Problem to solve ::
Copy word for word the lines in the listing below, from the line with "Patent image size: (854, 528)." up to and including the line with "The fourth side surface 3d is at (657, 337).".

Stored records
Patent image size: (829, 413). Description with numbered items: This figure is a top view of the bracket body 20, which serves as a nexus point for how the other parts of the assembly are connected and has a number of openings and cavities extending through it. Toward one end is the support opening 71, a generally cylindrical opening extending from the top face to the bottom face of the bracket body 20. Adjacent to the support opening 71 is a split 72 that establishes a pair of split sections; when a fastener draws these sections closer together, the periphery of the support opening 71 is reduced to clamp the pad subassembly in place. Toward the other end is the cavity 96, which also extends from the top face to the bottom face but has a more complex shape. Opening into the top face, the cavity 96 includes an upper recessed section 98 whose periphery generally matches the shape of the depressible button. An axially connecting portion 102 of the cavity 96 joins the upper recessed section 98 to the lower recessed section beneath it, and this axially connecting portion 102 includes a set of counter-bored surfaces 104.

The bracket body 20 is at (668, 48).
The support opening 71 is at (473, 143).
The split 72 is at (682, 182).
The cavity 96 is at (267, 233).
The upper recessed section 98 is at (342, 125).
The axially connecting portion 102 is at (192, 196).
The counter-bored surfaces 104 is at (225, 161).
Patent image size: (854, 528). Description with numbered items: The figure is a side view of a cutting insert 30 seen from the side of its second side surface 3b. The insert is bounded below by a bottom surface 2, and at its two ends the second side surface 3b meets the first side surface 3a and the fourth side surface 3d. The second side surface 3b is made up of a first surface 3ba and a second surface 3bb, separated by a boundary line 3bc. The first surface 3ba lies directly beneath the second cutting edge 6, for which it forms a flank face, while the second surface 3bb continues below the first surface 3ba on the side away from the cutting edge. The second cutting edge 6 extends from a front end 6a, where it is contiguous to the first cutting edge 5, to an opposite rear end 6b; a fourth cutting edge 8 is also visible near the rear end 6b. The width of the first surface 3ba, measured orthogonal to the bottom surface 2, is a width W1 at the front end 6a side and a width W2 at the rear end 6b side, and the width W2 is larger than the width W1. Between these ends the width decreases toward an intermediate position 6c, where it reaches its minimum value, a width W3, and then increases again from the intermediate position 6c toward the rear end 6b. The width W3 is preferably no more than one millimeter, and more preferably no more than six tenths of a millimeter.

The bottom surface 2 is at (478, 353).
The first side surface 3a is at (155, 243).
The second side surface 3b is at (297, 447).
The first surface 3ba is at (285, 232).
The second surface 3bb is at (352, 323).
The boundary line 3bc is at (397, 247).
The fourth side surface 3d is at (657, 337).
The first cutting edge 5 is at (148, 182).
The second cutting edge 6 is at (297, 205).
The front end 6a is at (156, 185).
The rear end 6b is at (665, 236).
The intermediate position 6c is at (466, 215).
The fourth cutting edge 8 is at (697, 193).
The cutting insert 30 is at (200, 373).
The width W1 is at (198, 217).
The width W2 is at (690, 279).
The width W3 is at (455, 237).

Result ::
Patent image size: (854, 528). Description with numbered items: The figure is a side view of a cutting insert 30 seen from the side of its second side surface 3b. The insert is bounded below by a bottom surface 2, and at its two ends the second side surface 3b meets the first side surface 3a and the fourth side surface 3d. The second side surface 3b is made up of a first surface 3ba and a second surface 3bb, separated by a boundary line 3bc. The first surface 3ba lies directly beneath the second cutting edge 6, for which it forms a flank face, while the second surface 3bb continues below the first surface 3ba on the side away from the cutting edge. The second cutting edge 6 extends from a front end 6a, where it is contiguous to the first cutting edge 5, to an opposite rear end 6b; a fourth cutting edge 8 is also visible near the rear end 6b. The width of the first surface 3ba, measured orthogonal to the bottom surface 2, is a width W1 at the front end 6a side and a width W2 at the rear end 6b side, and the width W2 is larger than the width W1. Between these ends the width decreases toward an intermediate position 6c, where it reaches its minimum value, a width W3, and then increases again from the intermediate position 6c toward the rear end 6b. The width W3 is preferably no more than one millimeter, and more preferably no more than six tenths of a millimeter.

The bottom surface 2 is at (478, 353).
The first side surface 3a is at (155, 243).
The second side surface 3b is at (297, 447).
The first surface 3ba is at (285, 232).
The second surface 3bb is at (352, 323).
The boundary line 3bc is at (397, 247).
The fourth side surface 3d is at (657, 337).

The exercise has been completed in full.